* Task to carry out *
Copy the records below exactly as they appear.

[Saved entries]
____________

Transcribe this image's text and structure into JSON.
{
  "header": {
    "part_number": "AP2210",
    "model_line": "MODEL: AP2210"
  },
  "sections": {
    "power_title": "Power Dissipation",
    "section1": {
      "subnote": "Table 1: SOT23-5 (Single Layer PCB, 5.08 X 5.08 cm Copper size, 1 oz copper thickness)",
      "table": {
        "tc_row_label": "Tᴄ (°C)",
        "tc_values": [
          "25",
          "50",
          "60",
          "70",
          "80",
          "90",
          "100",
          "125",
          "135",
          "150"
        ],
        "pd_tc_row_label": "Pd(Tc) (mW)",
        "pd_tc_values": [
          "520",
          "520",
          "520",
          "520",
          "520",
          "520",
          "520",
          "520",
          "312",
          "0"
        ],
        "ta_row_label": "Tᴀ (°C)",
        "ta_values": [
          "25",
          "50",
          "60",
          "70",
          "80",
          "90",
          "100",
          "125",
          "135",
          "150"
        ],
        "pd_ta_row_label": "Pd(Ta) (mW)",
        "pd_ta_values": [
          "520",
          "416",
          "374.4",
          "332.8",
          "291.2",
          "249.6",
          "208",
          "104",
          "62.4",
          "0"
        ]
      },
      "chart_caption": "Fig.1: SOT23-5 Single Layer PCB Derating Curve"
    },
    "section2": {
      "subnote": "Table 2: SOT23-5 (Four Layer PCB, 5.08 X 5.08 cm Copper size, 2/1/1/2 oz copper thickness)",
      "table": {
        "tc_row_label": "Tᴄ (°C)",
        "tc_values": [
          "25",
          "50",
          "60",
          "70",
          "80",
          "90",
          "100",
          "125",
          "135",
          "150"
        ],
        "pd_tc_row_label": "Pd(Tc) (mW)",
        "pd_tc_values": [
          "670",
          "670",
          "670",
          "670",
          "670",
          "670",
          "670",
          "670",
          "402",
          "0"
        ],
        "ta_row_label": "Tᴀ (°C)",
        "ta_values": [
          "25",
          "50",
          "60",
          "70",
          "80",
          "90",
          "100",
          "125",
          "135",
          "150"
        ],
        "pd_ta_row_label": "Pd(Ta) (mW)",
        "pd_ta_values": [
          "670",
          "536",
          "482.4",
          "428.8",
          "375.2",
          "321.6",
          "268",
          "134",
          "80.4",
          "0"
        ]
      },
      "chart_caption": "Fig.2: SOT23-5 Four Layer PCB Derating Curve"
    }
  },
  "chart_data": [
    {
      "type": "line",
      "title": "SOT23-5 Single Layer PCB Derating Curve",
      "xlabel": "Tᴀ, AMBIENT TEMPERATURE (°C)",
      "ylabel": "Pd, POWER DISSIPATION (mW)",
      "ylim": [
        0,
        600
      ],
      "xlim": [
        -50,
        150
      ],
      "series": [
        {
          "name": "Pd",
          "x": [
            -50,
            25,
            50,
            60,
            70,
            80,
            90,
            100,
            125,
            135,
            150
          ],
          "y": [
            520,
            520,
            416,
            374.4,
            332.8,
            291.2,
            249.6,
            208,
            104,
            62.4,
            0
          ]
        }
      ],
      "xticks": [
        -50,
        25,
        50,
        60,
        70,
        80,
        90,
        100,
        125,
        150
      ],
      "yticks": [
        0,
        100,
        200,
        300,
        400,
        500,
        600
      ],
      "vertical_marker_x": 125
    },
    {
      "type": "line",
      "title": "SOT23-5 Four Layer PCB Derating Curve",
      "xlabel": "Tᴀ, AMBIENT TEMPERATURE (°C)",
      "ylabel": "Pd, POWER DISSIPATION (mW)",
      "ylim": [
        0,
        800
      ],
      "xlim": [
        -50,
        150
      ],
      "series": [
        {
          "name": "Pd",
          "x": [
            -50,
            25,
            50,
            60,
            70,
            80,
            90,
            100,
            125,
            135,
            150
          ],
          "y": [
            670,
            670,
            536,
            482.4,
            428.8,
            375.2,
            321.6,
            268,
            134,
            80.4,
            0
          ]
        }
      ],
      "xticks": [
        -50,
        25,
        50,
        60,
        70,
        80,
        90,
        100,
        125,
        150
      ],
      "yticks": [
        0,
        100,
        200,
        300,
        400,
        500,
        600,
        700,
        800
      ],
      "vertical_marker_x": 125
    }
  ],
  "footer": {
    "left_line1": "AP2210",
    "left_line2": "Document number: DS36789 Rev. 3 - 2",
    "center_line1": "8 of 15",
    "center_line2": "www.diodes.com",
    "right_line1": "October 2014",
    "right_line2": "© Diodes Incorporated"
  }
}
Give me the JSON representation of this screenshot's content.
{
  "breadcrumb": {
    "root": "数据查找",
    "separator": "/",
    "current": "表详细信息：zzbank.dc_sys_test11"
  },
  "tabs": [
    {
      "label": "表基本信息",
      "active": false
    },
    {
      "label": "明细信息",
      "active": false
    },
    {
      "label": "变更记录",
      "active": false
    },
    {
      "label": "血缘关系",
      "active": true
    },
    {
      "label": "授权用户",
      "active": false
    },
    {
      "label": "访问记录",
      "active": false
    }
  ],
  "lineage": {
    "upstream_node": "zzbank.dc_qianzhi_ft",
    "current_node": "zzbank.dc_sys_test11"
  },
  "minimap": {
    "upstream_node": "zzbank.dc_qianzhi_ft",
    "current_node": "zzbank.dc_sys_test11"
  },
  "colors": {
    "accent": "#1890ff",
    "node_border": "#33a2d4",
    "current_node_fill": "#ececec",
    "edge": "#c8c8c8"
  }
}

____________

* Result *
Transcribe this image's text and structure into JSON.
{
  "header": {
    "part_number": "AP2210",
    "model_line": "MODEL: AP2210"
  },
  "sections": {
    "power_title": "Power Dissipation",
    "section1": {
      "subnote": "Table 1: SOT23-5 (Single Layer PCB, 5.08 X 5.08 cm Copper size, 1 oz copper thickness)",
      "table": {
        "tc_row_label": "Tᴄ (°C)",
        "tc_values": [
          "25",
          "50",
          "60",
          "70",
          "80",
          "90",
          "100",
          "125",
          "135",
          "150"
        ],
        "pd_tc_row_label": "Pd(Tc) (mW)",
        "pd_tc_values": [
          "520",
          "520",
          "520",
          "520",
          "520",
          "520",
          "520",
          "520",
          "312",
          "0"
        ],
        "ta_row_label": "Tᴀ (°C)",
        "ta_values": [
          "25",
          "50",
          "60",
          "70",
          "80",
          "90",
          "100",
          "125",
          "135",
          "150"
        ],
        "pd_ta_row_label": "Pd(Ta) (mW)",
        "pd_ta_values": [
          "520",
          "416",
          "374.4",
          "332.8",
          "291.2",
          "249.6",
          "208",
          "104",
          "62.4",
          "0"
        ]
      },
      "chart_caption": "Fig.1: SOT23-5 Single Layer PCB Derating Curve"
    },
    "section2": {
      "subnote": "Table 2: SOT23-5 (Four Layer PCB, 5.08 X 5.08 cm Copper size, 2/1/1/2 oz copper thickness)",
      "table": {
        "tc_row_label": "Tᴄ (°C)",
        "tc_values": [
          "25",
          "50",
          "60",
          "70",
          "80",
          "90",
          "100",
          "125",
          "135",
          "150"
        ],
        "pd_tc_row_label": "Pd(Tc) (mW)",
        "pd_tc_values": [
          "670",
          "670",
          "670",
          "670",
          "670",
          "670",
          "670",
          "670",
          "402",
          "0"
        ],
        "ta_row_label": "Tᴀ (°C)",
        "ta_values": [
          "25",
          "50",
          "60",
          "70",
          "80",
          "90",
          "100",
          "125",
          "135",
          "150"
        ],
        "pd_ta_row_label": "Pd(Ta) (mW)",
        "pd_ta_values": [
          "670",
          "536",
          "482.4",
          "428.8",
          "375.2",
          "321.6",
          "268",
          "134",
          "80.4",
          "0"
        ]
      },
      "chart_caption": "Fig.2: SOT23-5 Four Layer PCB Derating Curve"
    }
  },
  "chart_data": [
    {
      "type": "line",
      "title": "SOT23-5 Single Layer PCB Derating Curve",
      "xlabel": "Tᴀ, AMBIENT TEMPERATURE (°C)",
      "ylabel": "Pd, POWER DISSIPATION (mW)",
      "ylim": [
        0,
        600
      ],
      "xlim": [
        -50,
        150
      ],
      "series": [
        {
          "name": "Pd",
          "x": [
            -50,
            25,
            50,
            60,
            70,
            80,
            90,
            100,
            125,
            135,
            150
          ],
          "y": [
            520,
            520,
            416,
            374.4,
            332.8,
            291.2,
            249.6,
            208,
            104,
            62.4,
            0
          ]
        }
      ],
      "xticks": [
        -50,
        25,
        50,
        60,
        70,
        80,
        90,
        100,
        125,
        150
      ],
      "yticks": [
        0,
        100,
        200,
        300,
        400,
        500,
        600
      ],
      "vertical_marker_x": 125
    },
    {
      "type": "line",
      "title": "SOT23-5 Four Layer PCB Derating Curve",
      "xlabel": "Tᴀ, AMBIENT TEMPERATURE (°C)",
      "ylabel": "Pd, POWER DISSIPATION (mW)",
      "ylim": [
        0,
        800
      ],
      "xlim": [
        -50,
        150
      ],
      "series": [
        {
          "name": "Pd",
          "x": [
            -50,
            25,
            50,
            60,
            70,
            80,
            90,
            100,
            125,
            135,
            150
          ],
          "y": [
            670,
            670,
            536,
            482.4,
            428.8,
            375.2,
            321.6,
            268,
            134,
            80.4,
            0
          ]
        }
      ],
      "xticks": [
        -50,
        25,
        50,
        60,
        70,
        80,
        90,
        100,
        125,
        150
      ],
      "yticks": [
        0,
        100,
        200,
        300,
        400,
        500,
        600,
        700,
        800
      ],
      "vertical_marker_x": 125
    }
  ],
  "footer": {
    "left_line1": "AP2210",
    "left_line2": "Document number: DS36789 Rev. 3 - 2",
    "center_line1": "8 of 15",
    "center_line2": "www.diodes.com",
    "right_line1": "October 2014",
    "right_line2": "© Diodes Incorporated"
  }
}
Give me the JSON representation of this screenshot's content.
{
  "breadcrumb": {
    "root": "数据查找",
    "separator": "/",
    "current": "表详细信息：zzbank.dc_sys_test11"
  },
  "tabs": [
    {
      "label": "表基本信息",
      "active": false
    },
    {
      "label": "明细信息",
      "active": false
    },
    {
      "label": "变更记录",
      "active": false
    },
    {
      "label": "血缘关系",
      "active": true
    },
    {
      "label": "授权用户",
      "active": false
    },
    {
      "label": "访问记录",
      "active": false
    }
  ],
  "lineage": {
    "upstream_node": "zzbank.dc_qianzhi_ft",
    "current_node": "zzbank.dc_sys_test11"
  },
  "minimap": {
    "upstream_node": "zzbank.dc_qianzhi_ft",
    "current_node": "zzbank.dc_sys_test11"
  },
  "colors": {
    "accent": "#1890ff",
    "node_border": "#33a2d4",
    "current_node_fill": "#ececec",
    "edge": "#c8c8c8"
  }
}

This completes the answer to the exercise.